**AIM A**
Output the records verbatim, from their first line up to and including the line containing "code-line-12[interactable]: 12 #force: true".

**EXTRACT TO READ**
**********
Most FeatureP features are positional, i.e. the predictions pertain to specific sites or regions in the sequences. However, a few features (tagged with "Non-positional feature") pertain to the entire sequence, e.g. the WolFPsort predictor for multi-category subcellular localisation.

CPU intensive features

A number of particularly CPU intensive features are hidden by default. While the Filters section is shown, you can click on the button labelled "Include CPU intensive features" to have them included in the scrollable list, so they are ready to be enabled. The button will turn orange, and clicking it a second time will hide the CPU intensive features again.

While included in the list, the CPU intensive features are marked with an orange sign at the end of their description.

Feature selection

In the scrollable list shown here, it is possible to enable or disable individual features simply by clicking the checkbox in the column marked "Enabled". Clicking the name of a feature opens a new page with further information about the feature.

When features have been selected, a "Quick feature selection string" is shown near the bottom of the input page close to the "Submit" button. This string can be saved for future re-use, if you want to run the exact same selection of features on another dataset or with another alignment algorithm, or it can be used as a starting point for modifying the selection of features. The "Quick feature selection string" is repeated in the output for easy access.

Submit the job

When you are done entering or uploading sequences and selecting the features for analysis, click on the "Submit" button. The status of your job (either 'queued' or 'running') will be displayed and constantly updated until it terminates and the server output appears in the browser window.
At any time during the wait you may enter your e-mail address and simply leave the window. Your job will continue; you will be notified by e-mail when it has terminated. The e-mail message will contain the URL under which the results are stored; they will remain on the server for 24 hours for you to collect them.

The FeatureP output has two levels. The page displayed to the user when the run has finished (the "level 1" output) displays a list of the sets in the input. Clicking on a set number will take the user to a page (the "level2" output) with details about the predicted features for the specific set.

Level 1 output (for all sets)

For each set, the following information is shown:

  • Set #: The number of the set in the input file. In case of FASTA input, there will be only one set.
  • Set ID: The name of the first sequence in the set for identification purposes.
  • Total diff: The total number of alignment positions with differences in predicted features within the set. By default, the sets are ordered according to this number.
**********
Entries drawn from a collection:
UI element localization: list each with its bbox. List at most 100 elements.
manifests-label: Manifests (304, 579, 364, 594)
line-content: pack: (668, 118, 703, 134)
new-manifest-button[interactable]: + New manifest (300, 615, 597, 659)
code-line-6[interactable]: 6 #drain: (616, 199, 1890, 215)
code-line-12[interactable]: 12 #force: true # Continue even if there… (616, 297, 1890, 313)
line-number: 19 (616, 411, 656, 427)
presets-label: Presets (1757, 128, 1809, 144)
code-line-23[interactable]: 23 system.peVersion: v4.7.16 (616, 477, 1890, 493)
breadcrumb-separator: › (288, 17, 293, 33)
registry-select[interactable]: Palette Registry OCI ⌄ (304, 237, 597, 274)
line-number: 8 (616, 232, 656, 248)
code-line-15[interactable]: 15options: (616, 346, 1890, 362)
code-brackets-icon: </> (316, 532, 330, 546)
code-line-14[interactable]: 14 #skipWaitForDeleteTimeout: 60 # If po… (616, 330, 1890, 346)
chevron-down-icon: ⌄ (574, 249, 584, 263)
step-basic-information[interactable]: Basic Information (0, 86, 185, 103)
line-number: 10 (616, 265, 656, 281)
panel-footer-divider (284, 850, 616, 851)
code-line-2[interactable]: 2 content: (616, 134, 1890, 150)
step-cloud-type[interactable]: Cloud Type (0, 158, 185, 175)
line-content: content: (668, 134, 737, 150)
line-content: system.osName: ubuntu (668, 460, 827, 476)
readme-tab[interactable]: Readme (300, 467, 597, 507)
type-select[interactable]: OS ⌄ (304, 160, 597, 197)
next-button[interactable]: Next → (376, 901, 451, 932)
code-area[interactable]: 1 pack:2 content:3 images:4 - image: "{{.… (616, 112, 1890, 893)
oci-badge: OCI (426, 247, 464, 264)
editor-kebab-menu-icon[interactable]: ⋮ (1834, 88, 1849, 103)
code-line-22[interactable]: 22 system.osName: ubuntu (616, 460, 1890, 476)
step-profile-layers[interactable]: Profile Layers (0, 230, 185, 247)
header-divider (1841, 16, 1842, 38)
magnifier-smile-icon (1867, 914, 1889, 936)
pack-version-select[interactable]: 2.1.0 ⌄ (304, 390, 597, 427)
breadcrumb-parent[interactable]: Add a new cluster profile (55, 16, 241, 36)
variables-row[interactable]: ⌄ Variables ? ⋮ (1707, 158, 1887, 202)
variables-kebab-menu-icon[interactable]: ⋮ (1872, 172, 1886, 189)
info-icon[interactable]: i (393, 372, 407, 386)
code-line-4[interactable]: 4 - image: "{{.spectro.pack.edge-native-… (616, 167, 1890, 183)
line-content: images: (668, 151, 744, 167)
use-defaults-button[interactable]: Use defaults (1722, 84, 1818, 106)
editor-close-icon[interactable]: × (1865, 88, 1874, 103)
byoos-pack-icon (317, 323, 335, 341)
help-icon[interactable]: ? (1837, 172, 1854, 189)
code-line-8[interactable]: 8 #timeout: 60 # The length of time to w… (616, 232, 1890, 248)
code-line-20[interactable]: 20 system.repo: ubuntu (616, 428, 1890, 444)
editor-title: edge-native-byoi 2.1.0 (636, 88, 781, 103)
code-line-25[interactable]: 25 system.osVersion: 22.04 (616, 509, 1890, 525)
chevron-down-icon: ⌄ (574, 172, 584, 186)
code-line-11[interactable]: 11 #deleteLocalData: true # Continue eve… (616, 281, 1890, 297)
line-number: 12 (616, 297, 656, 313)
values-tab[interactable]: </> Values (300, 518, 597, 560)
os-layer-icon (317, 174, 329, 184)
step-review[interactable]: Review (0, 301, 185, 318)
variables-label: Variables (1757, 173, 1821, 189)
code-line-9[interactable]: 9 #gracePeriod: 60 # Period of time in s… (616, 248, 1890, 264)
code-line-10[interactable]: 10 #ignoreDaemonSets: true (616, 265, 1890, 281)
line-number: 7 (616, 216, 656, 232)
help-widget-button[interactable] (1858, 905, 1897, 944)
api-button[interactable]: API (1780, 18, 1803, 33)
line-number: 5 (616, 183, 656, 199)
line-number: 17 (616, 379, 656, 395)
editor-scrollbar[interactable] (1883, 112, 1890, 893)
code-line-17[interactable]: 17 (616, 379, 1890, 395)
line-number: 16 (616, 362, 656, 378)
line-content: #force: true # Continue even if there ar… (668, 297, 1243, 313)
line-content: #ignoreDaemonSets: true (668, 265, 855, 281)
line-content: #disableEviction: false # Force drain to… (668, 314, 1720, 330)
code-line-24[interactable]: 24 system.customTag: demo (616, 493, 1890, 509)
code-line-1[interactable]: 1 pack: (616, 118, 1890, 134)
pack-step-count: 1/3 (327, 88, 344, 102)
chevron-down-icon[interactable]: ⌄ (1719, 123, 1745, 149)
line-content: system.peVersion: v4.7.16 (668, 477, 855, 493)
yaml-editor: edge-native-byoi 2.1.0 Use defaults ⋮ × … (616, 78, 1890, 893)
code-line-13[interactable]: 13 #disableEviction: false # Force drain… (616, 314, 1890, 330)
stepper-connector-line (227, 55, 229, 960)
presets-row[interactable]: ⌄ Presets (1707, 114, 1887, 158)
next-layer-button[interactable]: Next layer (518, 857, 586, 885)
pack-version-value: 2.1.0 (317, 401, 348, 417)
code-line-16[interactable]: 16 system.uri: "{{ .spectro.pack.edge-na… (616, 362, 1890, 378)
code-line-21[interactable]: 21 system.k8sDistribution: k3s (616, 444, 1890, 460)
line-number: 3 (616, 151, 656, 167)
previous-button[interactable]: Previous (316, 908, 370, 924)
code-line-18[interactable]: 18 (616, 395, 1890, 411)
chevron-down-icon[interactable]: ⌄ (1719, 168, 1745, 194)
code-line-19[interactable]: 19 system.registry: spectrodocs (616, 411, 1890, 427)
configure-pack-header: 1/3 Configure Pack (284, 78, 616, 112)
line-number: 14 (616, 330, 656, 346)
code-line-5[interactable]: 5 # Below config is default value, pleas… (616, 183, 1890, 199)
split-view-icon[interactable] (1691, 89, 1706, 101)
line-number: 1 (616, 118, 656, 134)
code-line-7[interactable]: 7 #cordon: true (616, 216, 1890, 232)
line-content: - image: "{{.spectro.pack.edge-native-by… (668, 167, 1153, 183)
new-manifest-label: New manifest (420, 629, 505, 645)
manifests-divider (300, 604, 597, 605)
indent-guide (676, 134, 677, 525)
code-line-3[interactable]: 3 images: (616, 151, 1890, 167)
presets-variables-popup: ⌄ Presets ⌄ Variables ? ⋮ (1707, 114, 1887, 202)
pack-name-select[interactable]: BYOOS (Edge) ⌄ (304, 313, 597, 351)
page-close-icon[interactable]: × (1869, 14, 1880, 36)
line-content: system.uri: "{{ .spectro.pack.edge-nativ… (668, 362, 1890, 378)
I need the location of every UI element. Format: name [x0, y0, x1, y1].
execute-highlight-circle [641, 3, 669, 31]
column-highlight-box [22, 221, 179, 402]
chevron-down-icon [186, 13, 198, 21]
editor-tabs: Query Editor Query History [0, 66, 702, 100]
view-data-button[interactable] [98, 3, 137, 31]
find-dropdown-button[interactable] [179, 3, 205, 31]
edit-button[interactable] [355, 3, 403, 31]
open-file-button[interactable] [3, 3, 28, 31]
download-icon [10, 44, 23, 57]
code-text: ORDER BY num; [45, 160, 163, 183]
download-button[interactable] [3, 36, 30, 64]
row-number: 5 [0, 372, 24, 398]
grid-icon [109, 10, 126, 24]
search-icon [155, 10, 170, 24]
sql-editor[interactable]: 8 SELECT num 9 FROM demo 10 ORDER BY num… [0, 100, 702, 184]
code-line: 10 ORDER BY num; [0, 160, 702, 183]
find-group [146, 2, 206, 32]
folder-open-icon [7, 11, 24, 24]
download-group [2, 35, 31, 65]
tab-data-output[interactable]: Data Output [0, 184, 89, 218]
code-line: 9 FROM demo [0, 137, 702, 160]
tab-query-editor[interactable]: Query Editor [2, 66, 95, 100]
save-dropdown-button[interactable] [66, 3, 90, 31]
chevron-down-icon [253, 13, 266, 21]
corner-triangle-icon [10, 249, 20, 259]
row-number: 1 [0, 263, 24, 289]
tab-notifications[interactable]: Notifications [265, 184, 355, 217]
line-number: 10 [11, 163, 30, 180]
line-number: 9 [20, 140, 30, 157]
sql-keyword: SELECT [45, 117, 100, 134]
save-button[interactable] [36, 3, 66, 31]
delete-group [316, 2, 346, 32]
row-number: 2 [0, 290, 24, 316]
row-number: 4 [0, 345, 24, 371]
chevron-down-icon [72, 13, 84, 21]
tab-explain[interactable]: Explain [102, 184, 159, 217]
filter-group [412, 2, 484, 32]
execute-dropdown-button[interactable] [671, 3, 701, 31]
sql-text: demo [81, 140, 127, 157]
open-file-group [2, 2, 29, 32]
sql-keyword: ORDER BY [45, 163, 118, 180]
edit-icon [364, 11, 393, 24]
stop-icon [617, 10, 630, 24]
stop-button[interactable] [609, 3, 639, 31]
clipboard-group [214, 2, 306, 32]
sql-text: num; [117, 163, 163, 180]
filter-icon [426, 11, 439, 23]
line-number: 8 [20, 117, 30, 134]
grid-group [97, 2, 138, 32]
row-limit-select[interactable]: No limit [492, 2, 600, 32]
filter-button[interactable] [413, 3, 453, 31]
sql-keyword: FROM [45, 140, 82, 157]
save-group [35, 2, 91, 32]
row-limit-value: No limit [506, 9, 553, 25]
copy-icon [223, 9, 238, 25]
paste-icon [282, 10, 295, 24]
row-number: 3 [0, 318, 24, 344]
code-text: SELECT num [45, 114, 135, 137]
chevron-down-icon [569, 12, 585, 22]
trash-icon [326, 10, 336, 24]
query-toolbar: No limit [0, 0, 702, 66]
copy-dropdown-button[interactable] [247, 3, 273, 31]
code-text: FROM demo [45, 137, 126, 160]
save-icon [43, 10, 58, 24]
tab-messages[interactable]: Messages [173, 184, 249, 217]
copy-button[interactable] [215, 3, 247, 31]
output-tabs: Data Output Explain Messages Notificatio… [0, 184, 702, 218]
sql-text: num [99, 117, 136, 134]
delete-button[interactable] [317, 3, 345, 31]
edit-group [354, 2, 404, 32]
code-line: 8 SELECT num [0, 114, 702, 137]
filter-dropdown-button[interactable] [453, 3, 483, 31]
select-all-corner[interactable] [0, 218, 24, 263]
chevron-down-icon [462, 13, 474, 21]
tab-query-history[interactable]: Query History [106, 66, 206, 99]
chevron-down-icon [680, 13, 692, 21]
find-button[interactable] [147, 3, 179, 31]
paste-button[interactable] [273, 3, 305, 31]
**********
**AIM B**
Go on with the FeatureP guide from the point where it stops.

**RESULT A**
UI element localization: list each with its bbox. List at most 100 elements.
manifests-label: Manifests (304, 579, 364, 594)
line-content: pack: (668, 118, 703, 134)
new-manifest-button[interactable]: + New manifest (300, 615, 597, 659)
code-line-6[interactable]: 6 #drain: (616, 199, 1890, 215)
code-line-12[interactable]: 12 #force: true # Continue even if there… (616, 297, 1890, 313)

**RESULT B**
  • Features w. diff: The number of features that showed at least one difference between the sequences in the set.
  • Feature w. largest diff: The name of the feature that showed the maximal number of positions with differences.
  • Largest diff: The number of positions with differences shown by the aforementioned feature.
Below the list, the "Quick feature selection string" is repeated from the input page, and a citation list is shown. In addition to the citation for FeatureP itself, the list shows the relevant citations for all selected feature predictors.

Level 2 output (for a single set)

Clicking on a set number in the level 1 output will take you to a page (the "level2" output) with details about the predicted features for the specific set. This page has a tabbed interface with the following tab labels:

Sequence Identifiers

A list of the sequence identifiers used in the level 2 output together with their FASTA names. Since FASTA names may be very long, we have decided to use short identifiers in the graphical outputs, and this list serves as a key to these identifiers. The first sequence in the set, with identifier "seq00000", is regarded as the reference sequence to which the other sequences (the variant sequences) should be compared.

Differential Table

A table showing, for each selected feature and each variant sequence, how many positions were predicted differently from the reference sequence. In addition to the total number of difference positions, the numbers of gain and loss positions are also given. A gain is defined as a change from no annotation to something, while a loss is a change in the opposite direction. The total number of differences may be higher than the sum of gains and losses, if the feature has more output categories and some positions have changed from one category to another.

Differential plot

A plot showing the sequence alignment and, below it, a line for each feature that showed at least one difference between the sequences in the set. Each line shows where in the alignment the differences were found. Positions with differences in the sequences are marked with yellow background in the alignment.

Positional

A plot showing the detailed prediction of each selected positional feature for each sequence; below a colour-coded alignment, it is shown which category was predicted in each position of each sequence (see Figure 6). One particular use of the positional plot is to compare the locations of predicted ELM classes with predictions of intrinsically disordered regions (DisEMBL and IUpred)—this could help filter out possible false positive ELM hits, since linear motifs are known to preferentially occur in disordered regions

Non-positional

A table showing the detailed prediction of each selected non-positional feature for each sequence.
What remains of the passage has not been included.